Copy out lines with the word "ylabel" from the material that follows.

(Collection entries)
===============

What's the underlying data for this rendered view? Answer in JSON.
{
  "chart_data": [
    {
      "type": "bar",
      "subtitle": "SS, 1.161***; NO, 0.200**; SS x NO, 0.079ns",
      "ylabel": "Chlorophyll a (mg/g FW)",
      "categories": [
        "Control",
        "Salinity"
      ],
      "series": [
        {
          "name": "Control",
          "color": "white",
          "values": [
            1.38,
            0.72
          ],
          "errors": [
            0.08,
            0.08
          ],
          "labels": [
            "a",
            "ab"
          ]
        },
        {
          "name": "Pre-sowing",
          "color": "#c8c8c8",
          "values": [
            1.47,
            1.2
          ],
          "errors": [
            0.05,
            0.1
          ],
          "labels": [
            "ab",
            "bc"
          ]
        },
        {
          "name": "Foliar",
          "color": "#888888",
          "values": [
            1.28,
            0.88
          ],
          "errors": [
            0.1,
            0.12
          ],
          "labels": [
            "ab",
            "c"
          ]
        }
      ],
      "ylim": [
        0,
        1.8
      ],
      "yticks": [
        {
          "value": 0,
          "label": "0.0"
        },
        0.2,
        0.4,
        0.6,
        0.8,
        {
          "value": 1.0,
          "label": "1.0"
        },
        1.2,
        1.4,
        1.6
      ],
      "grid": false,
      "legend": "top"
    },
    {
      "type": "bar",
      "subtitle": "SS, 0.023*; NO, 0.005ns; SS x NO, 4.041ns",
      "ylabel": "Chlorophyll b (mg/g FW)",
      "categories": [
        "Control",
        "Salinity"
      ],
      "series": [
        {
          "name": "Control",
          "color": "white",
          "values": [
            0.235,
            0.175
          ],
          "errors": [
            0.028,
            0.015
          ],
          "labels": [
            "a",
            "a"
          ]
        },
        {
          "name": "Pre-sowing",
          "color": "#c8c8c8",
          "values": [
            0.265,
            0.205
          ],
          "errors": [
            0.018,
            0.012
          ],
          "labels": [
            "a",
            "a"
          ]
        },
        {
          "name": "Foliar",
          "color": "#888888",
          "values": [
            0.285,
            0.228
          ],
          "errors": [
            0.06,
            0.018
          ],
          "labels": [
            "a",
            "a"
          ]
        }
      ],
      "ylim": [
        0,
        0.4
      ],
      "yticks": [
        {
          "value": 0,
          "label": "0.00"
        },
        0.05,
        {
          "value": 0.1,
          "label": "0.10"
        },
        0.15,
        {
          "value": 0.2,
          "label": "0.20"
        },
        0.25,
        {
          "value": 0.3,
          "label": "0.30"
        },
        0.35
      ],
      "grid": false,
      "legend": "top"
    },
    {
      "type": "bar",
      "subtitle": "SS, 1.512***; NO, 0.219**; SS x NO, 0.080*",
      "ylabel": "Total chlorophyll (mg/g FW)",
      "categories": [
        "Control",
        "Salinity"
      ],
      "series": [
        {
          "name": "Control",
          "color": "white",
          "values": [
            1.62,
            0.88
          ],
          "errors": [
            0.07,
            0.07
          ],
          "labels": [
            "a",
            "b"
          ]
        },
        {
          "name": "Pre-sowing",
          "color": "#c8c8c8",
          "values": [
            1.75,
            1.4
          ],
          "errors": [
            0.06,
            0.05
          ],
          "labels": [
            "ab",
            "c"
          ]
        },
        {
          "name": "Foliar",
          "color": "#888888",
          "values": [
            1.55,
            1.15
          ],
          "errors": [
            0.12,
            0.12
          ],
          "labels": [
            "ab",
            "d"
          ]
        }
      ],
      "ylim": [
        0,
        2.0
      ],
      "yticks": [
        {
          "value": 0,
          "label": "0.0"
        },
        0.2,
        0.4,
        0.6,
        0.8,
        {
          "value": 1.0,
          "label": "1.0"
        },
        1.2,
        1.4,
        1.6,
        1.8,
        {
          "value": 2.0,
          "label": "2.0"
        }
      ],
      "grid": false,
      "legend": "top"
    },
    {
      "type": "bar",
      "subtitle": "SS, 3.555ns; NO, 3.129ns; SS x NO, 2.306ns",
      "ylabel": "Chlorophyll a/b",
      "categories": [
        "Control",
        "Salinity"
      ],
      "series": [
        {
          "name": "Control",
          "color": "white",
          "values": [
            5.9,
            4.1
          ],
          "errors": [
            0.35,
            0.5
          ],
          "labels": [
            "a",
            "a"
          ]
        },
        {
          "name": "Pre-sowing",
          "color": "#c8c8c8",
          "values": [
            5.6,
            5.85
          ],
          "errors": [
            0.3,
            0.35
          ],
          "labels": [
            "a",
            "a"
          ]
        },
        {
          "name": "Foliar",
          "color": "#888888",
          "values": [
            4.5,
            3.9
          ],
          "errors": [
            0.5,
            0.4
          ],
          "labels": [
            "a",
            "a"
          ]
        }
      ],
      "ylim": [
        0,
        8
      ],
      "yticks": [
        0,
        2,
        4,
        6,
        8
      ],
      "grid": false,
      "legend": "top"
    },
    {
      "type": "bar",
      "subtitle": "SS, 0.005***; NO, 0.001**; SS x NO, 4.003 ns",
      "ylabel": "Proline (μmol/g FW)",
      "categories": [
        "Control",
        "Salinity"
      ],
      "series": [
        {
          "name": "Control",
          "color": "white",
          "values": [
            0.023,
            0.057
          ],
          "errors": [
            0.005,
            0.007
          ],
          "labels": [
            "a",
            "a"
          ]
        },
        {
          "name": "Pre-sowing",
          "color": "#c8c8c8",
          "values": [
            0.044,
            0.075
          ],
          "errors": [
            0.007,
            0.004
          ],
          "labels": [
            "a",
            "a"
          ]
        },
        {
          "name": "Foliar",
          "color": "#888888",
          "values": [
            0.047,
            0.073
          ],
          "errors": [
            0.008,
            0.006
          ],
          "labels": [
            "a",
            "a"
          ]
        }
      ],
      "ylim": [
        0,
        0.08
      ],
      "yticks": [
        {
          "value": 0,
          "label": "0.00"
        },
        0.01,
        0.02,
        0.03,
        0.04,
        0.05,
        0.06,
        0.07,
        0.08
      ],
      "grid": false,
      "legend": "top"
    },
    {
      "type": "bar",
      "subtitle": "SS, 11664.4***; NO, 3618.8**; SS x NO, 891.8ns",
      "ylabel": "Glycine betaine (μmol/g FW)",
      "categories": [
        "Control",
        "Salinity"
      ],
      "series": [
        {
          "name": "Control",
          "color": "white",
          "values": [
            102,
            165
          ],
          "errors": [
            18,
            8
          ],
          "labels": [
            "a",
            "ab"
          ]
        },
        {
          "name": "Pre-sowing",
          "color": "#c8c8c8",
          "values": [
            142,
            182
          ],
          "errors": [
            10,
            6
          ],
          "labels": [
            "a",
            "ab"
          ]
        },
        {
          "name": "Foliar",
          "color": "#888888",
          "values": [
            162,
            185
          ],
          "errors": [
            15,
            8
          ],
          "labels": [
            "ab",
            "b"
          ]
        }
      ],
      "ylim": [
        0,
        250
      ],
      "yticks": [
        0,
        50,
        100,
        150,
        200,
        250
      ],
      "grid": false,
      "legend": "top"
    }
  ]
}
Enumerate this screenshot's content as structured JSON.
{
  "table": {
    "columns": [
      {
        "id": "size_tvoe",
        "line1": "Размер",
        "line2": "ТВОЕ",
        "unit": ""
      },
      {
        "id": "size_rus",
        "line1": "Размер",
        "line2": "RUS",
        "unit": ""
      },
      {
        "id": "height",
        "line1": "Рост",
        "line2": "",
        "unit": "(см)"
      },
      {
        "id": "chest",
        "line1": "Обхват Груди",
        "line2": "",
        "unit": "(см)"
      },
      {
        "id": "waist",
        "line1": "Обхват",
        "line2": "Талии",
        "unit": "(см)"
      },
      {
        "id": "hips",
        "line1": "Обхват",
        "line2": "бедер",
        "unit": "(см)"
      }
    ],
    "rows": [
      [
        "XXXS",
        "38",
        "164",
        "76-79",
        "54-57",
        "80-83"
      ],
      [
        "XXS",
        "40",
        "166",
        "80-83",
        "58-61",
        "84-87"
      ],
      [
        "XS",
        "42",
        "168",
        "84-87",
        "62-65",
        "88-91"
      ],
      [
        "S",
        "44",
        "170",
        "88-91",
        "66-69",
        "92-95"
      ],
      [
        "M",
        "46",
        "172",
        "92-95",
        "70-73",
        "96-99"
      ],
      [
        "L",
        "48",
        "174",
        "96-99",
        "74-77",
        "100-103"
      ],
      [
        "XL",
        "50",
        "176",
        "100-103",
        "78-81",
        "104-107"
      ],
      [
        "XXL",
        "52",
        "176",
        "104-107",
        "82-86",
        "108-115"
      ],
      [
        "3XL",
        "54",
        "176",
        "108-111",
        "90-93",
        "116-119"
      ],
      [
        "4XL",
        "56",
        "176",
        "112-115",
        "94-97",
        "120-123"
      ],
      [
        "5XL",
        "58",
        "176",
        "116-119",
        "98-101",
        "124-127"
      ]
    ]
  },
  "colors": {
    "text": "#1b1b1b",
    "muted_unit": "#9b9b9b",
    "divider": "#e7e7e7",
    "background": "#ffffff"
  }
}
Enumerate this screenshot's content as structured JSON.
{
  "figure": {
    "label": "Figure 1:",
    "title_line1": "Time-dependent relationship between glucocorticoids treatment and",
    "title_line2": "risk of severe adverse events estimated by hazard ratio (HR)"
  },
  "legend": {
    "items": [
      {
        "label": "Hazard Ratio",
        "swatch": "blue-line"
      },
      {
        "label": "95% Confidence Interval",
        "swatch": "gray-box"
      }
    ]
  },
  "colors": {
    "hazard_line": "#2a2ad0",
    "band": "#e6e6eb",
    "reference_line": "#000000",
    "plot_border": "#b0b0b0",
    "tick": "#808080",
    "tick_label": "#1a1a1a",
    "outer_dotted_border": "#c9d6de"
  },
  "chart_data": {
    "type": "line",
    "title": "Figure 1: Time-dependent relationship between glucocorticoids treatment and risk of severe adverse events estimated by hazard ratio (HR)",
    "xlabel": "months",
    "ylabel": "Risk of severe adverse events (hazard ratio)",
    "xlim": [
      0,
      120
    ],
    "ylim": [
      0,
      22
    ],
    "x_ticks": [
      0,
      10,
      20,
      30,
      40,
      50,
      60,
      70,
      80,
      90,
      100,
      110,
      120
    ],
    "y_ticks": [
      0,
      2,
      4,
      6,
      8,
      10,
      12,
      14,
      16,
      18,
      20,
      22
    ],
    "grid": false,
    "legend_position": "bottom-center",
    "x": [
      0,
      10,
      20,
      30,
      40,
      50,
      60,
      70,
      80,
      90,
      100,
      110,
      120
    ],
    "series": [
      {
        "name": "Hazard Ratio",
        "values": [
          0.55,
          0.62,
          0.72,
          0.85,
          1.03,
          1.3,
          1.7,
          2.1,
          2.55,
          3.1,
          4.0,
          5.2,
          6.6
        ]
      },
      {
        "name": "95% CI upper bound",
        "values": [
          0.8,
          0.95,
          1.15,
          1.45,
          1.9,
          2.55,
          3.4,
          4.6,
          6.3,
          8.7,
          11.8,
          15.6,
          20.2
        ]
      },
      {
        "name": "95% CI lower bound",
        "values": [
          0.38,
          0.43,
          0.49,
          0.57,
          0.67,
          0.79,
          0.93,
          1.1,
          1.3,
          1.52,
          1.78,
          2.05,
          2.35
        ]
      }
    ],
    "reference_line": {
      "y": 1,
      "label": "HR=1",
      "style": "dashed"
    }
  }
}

===============

# Answer to the task:
      "ylabel": "Chlorophyll a (mg/g FW)",
      "ylabel": "Chlorophyll b (mg/g FW)",
      "ylabel": "Total chlorophyll (mg/g FW)",
      "ylabel": "Chlorophyll a/b",
      "ylabel": "Proline (μmol/g FW)",
      "ylabel": "Glycine betaine (μmol/g FW)",
    "ylabel": "Risk of severe adverse events (hazard ratio)",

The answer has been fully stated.